## EXERCISE DETAILS
Omit every image, and transcribe the remaining entries exactly as given.

## LISTED ENTRIES
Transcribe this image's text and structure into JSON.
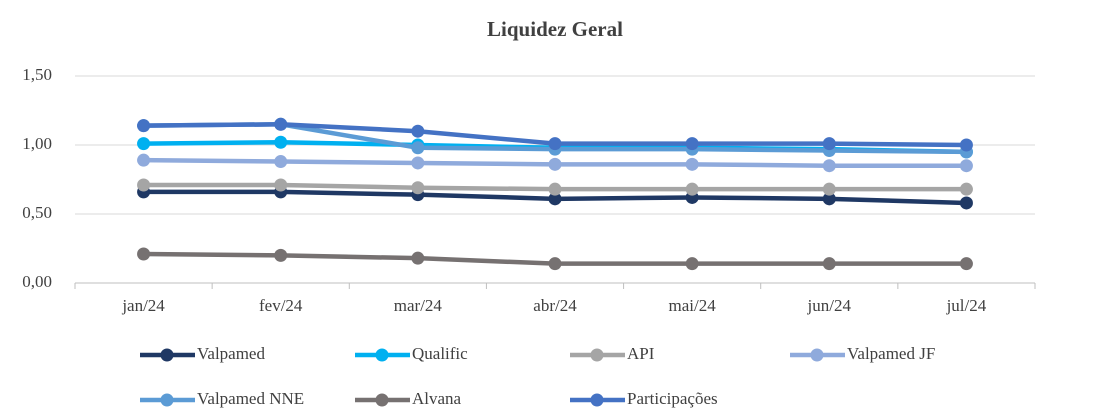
{
  "chart_data": {
    "type": "line",
    "title": "Liquidez Geral",
    "categories": [
      "jan/24",
      "fev/24",
      "mar/24",
      "abr/24",
      "mai/24",
      "jun/24",
      "jul/24"
    ],
    "ylim": [
      0,
      1.5
    ],
    "yticks": [
      {
        "value": 0,
        "label": "0,00"
      },
      {
        "value": 0.5,
        "label": "0,50"
      },
      {
        "value": 1,
        "label": "1,00"
      },
      {
        "value": 1.5,
        "label": "1,50"
      }
    ],
    "grid": true,
    "legend": "bottom",
    "series": [
      {
        "name": "Valpamed",
        "color": "#1f3864",
        "values": [
          0.66,
          0.66,
          0.64,
          0.61,
          0.62,
          0.61,
          0.58
        ]
      },
      {
        "name": "Qualific",
        "color": "#00b0f0",
        "values": [
          1.01,
          1.02,
          1.0,
          0.98,
          0.98,
          0.97,
          0.95
        ]
      },
      {
        "name": "API",
        "color": "#a5a5a5",
        "values": [
          0.71,
          0.71,
          0.69,
          0.68,
          0.68,
          0.68,
          0.68
        ]
      },
      {
        "name": "Valpamed JF",
        "color": "#8faadc",
        "values": [
          0.89,
          0.88,
          0.87,
          0.86,
          0.86,
          0.85,
          0.85
        ]
      },
      {
        "name": "Valpamed NNE",
        "color": "#5b9bd5",
        "values": [
          1.14,
          1.15,
          0.98,
          0.97,
          0.97,
          0.96,
          0.95
        ]
      },
      {
        "name": "Alvana",
        "color": "#767171",
        "values": [
          0.21,
          0.2,
          0.18,
          0.14,
          0.14,
          0.14,
          0.14
        ]
      },
      {
        "name": "Participações",
        "color": "#4472c4",
        "values": [
          1.14,
          1.15,
          1.1,
          1.01,
          1.01,
          1.01,
          1.0
        ]
      }
    ]
  }
}
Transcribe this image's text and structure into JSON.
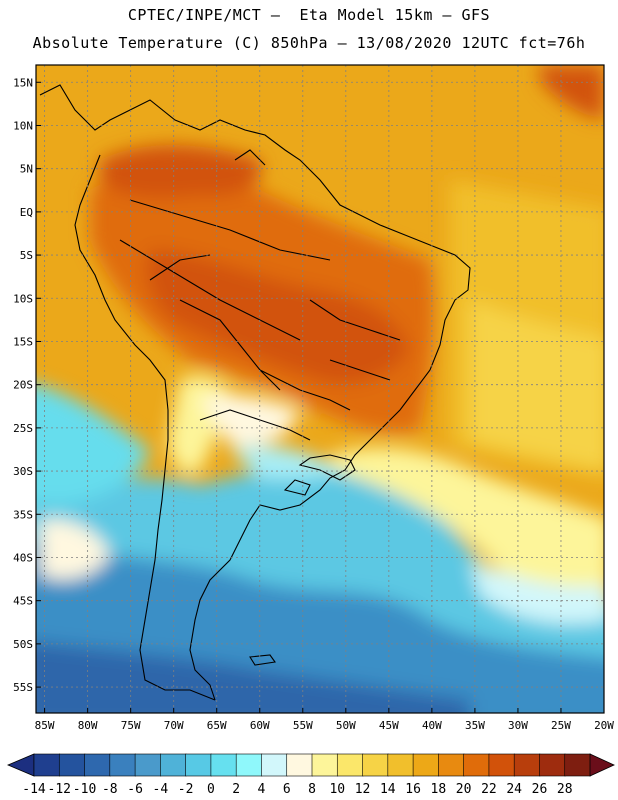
{
  "header": {
    "line1": "CPTEC/INPE/MCT –  Eta Model 15km – GFS",
    "line2": "Absolute Temperature (C) 850hPa – 13/08/2020 12UTC fct=76h"
  },
  "map": {
    "lat_labels": [
      "15N",
      "10N",
      "5N",
      "EQ",
      "5S",
      "10S",
      "15S",
      "20S",
      "25S",
      "30S",
      "35S",
      "40S",
      "45S",
      "50S",
      "55S"
    ],
    "lon_labels": [
      "85W",
      "80W",
      "75W",
      "70W",
      "65W",
      "60W",
      "55W",
      "50W",
      "45W",
      "40W",
      "35W",
      "30W",
      "25W",
      "20W"
    ],
    "grid": "dotted"
  },
  "colorbar": {
    "labels": [
      "-14",
      "-12",
      "-10",
      "-8",
      "-6",
      "-4",
      "-2",
      "0",
      "2",
      "4",
      "6",
      "8",
      "10",
      "12",
      "14",
      "16",
      "18",
      "20",
      "22",
      "24",
      "26",
      "28"
    ],
    "colors": [
      "#1f3f8f",
      "#24539e",
      "#2e68ae",
      "#3a80be",
      "#4a9acb",
      "#4fb2d8",
      "#57c9e5",
      "#66e0ef",
      "#8ff8fb",
      "#d2f7fb",
      "#fff8e0",
      "#fdf59a",
      "#fbe76a",
      "#f6d346",
      "#f1bf2c",
      "#eda817",
      "#e88a10",
      "#e06c0a",
      "#d2520a",
      "#b83e0c",
      "#9e2c0e",
      "#7e1e10"
    ],
    "under_color": "#1c2f80",
    "over_color": "#6a0e1a"
  }
}
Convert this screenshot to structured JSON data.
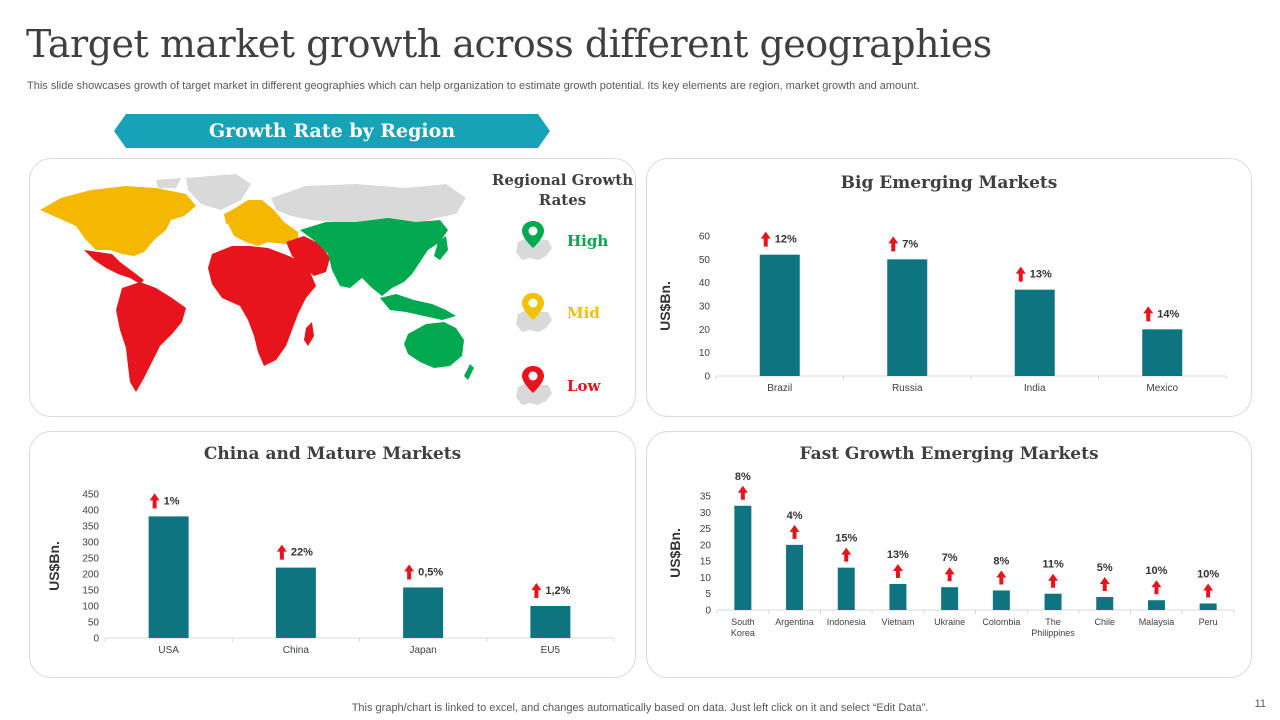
{
  "header": {
    "title": "Target market growth across different geographies",
    "subtitle": "This slide showcases growth of target market in different geographies which can help organization to estimate growth potential. Its key elements are region, market growth and amount."
  },
  "banner": {
    "label": "Growth Rate by Region"
  },
  "map_legend": {
    "title": "Regional Growth Rates",
    "items": [
      {
        "label": "High",
        "color": "#00a94f"
      },
      {
        "label": "Mid",
        "color": "#f2c200"
      },
      {
        "label": "Low",
        "color": "#e8141b"
      }
    ]
  },
  "colors": {
    "bar": "#0e7580",
    "arrow": "#e8141b",
    "map_grey": "#d9d9d9"
  },
  "chart_data": [
    {
      "id": "big_emerging",
      "type": "bar",
      "title": "Big Emerging Markets",
      "ylabel": "US$Bn.",
      "categories": [
        "Brazil",
        "Russia",
        "India",
        "Mexico"
      ],
      "values": [
        52,
        50,
        37,
        20
      ],
      "growth_labels": [
        "12%",
        "7%",
        "13%",
        "14%"
      ],
      "ylim": [
        0,
        60
      ],
      "yticks": [
        0,
        10,
        20,
        30,
        40,
        50,
        60
      ]
    },
    {
      "id": "china_mature",
      "type": "bar",
      "title": "China and Mature Markets",
      "ylabel": "US$Bn.",
      "categories": [
        "USA",
        "China",
        "Japan",
        "EU5"
      ],
      "values": [
        380,
        220,
        158,
        100
      ],
      "growth_labels": [
        "1%",
        "22%",
        "0,5%",
        "1,2%"
      ],
      "ylim": [
        0,
        450
      ],
      "yticks": [
        0,
        50,
        100,
        150,
        200,
        250,
        300,
        350,
        400,
        450
      ]
    },
    {
      "id": "fast_growth",
      "type": "bar",
      "title": "Fast Growth Emerging Markets",
      "ylabel": "US$Bn.",
      "categories": [
        "South Korea",
        "Argentina",
        "Indonesia",
        "Vietnam",
        "Ukraine",
        "Colombia",
        "The Philippines",
        "Chile",
        "Malaysia",
        "Peru"
      ],
      "values": [
        32,
        20,
        13,
        8,
        7,
        6,
        5,
        4,
        3,
        2
      ],
      "growth_labels": [
        "8%",
        "4%",
        "15%",
        "13%",
        "7%",
        "8%",
        "11%",
        "5%",
        "10%",
        "10%"
      ],
      "ylim": [
        0,
        35
      ],
      "yticks": [
        0,
        5,
        10,
        15,
        20,
        25,
        30,
        35
      ]
    }
  ],
  "footer": {
    "note": "This graph/chart is linked to excel,  and changes automatically based on data. Just left click on it and select “Edit Data”.",
    "page_number": "11"
  }
}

## REPLY TO THE TASK
Transcribe this image's text and structure into JSON.
{
  "chart_data": {
    "type": "line",
    "title": "Liquidez Geral",
    "categories": [
      "jan/24",
      "fev/24",
      "mar/24",
      "abr/24",
      "mai/24",
      "jun/24",
      "jul/24"
    ],
    "ylim": [
      0,
      1.5
    ],
    "yticks": [
      {
        "value": 0,
        "label": "0,00"
      },
      {
        "value": 0.5,
        "label": "0,50"
      },
      {
        "value": 1,
        "label": "1,00"
      },
      {
        "value": 1.5,
        "label": "1,50"
      }
    ],
    "grid": true,
    "legend": "bottom",
    "series": [
      {
        "name": "Valpamed",
        "color": "#1f3864",
        "values": [
          0.66,
          0.66,
          0.64,
          0.61,
          0.62,
          0.61,
          0.58
        ]
      },
      {
        "name": "Qualific",
        "color": "#00b0f0",
        "values": [
          1.01,
          1.02,
          1.0,
          0.98,
          0.98,
          0.97,
          0.95
        ]
      },
      {
        "name": "API",
        "color": "#a5a5a5",
        "values": [
          0.71,
          0.71,
          0.69,
          0.68,
          0.68,
          0.68,
          0.68
        ]
      },
      {
        "name": "Valpamed JF",
        "color": "#8faadc",
        "values": [
          0.89,
          0.88,
          0.87,
          0.86,
          0.86,
          0.85,
          0.85
        ]
      },
      {
        "name": "Valpamed NNE",
        "color": "#5b9bd5",
        "values": [
          1.14,
          1.15,
          0.98,
          0.97,
          0.97,
          0.96,
          0.95
        ]
      },
      {
        "name": "Alvana",
        "color": "#767171",
        "values": [
          0.21,
          0.2,
          0.18,
          0.14,
          0.14,
          0.14,
          0.14
        ]
      },
      {
        "name": "Participações",
        "color": "#4472c4",
        "values": [
          1.14,
          1.15,
          1.1,
          1.01,
          1.01,
          1.01,
          1.0
        ]
      }
    ]
  }
}
Transcribe this image's text and structure into JSON.
{
  "header": {
    "line1": "CPTEC/INPE/MCT –  Eta Model 15km – GFS",
    "line2": "Absolute Temperature (C) 850hPa – 13/08/2020 12UTC fct=76h"
  },
  "map": {
    "lat_labels": [
      "15N",
      "10N",
      "5N",
      "EQ",
      "5S",
      "10S",
      "15S",
      "20S",
      "25S",
      "30S",
      "35S",
      "40S",
      "45S",
      "50S",
      "55S"
    ],
    "lon_labels": [
      "85W",
      "80W",
      "75W",
      "70W",
      "65W",
      "60W",
      "55W",
      "50W",
      "45W",
      "40W",
      "35W",
      "30W",
      "25W",
      "20W"
    ],
    "grid": "dotted"
  },
  "colorbar": {
    "labels": [
      "-14",
      "-12",
      "-10",
      "-8",
      "-6",
      "-4",
      "-2",
      "0",
      "2",
      "4",
      "6",
      "8",
      "10",
      "12",
      "14",
      "16",
      "18",
      "20",
      "22",
      "24",
      "26",
      "28"
    ],
    "colors": [
      "#1f3f8f",
      "#24539e",
      "#2e68ae",
      "#3a80be",
      "#4a9acb",
      "#4fb2d8",
      "#57c9e5",
      "#66e0ef",
      "#8ff8fb",
      "#d2f7fb",
      "#fff8e0",
      "#fdf59a",
      "#fbe76a",
      "#f6d346",
      "#f1bf2c",
      "#eda817",
      "#e88a10",
      "#e06c0a",
      "#d2520a",
      "#b83e0c",
      "#9e2c0e",
      "#7e1e10"
    ],
    "under_color": "#1c2f80",
    "over_color": "#6a0e1a"
  }
}
Convert this screenshot to structured JSON data.
{
  "header": {
    "title": "Target market growth across different geographies",
    "subtitle": "This slide showcases growth of target market in different geographies which can help organization to estimate growth potential. Its key elements are region, market growth and amount."
  },
  "banner": {
    "label": "Growth Rate by Region"
  },
  "map_legend": {
    "title": "Regional Growth Rates",
    "items": [
      {
        "label": "High",
        "color": "#00a94f"
      },
      {
        "label": "Mid",
        "color": "#f2c200"
      },
      {
        "label": "Low",
        "color": "#e8141b"
      }
    ]
  },
  "colors": {
    "bar": "#0e7580",
    "arrow": "#e8141b",
    "map_grey": "#d9d9d9"
  },
  "chart_data": [
    {
      "id": "big_emerging",
      "type": "bar",
      "title": "Big Emerging Markets",
      "ylabel": "US$Bn.",
      "categories": [
        "Brazil",
        "Russia",
        "India",
        "Mexico"
      ],
      "values": [
        52,
        50,
        37,
        20
      ],
      "growth_labels": [
        "12%",
        "7%",
        "13%",
        "14%"
      ],
      "ylim": [
        0,
        60
      ],
      "yticks": [
        0,
        10,
        20,
        30,
        40,
        50,
        60
      ]
    },
    {
      "id": "china_mature",
      "type": "bar",
      "title": "China and Mature Markets",
      "ylabel": "US$Bn.",
      "categories": [
        "USA",
        "China",
        "Japan",
        "EU5"
      ],
      "values": [
        380,
        220,
        158,
        100
      ],
      "growth_labels": [
        "1%",
        "22%",
        "0,5%",
        "1,2%"
      ],
      "ylim": [
        0,
        450
      ],
      "yticks": [
        0,
        50,
        100,
        150,
        200,
        250,
        300,
        350,
        400,
        450
      ]
    },
    {
      "id": "fast_growth",
      "type": "bar",
      "title": "Fast Growth Emerging Markets",
      "ylabel": "US$Bn.",
      "categories": [
        "South Korea",
        "Argentina",
        "Indonesia",
        "Vietnam",
        "Ukraine",
        "Colombia",
        "The Philippines",
        "Chile",
        "Malaysia",
        "Peru"
      ],
      "values": [
        32,
        20,
        13,
        8,
        7,
        6,
        5,
        4,
        3,
        2
      ],
      "growth_labels": [
        "8%",
        "4%",
        "15%",
        "13%",
        "7%",
        "8%",
        "11%",
        "5%",
        "10%",
        "10%"
      ],
      "ylim": [
        0,
        35
      ],
      "yticks": [
        0,
        5,
        10,
        15,
        20,
        25,
        30,
        35
      ]
    }
  ],
  "footer": {
    "note": "This graph/chart is linked to excel,  and changes automatically based on data. Just left click on it and select “Edit Data”.",
    "page_number": "11"
  }
}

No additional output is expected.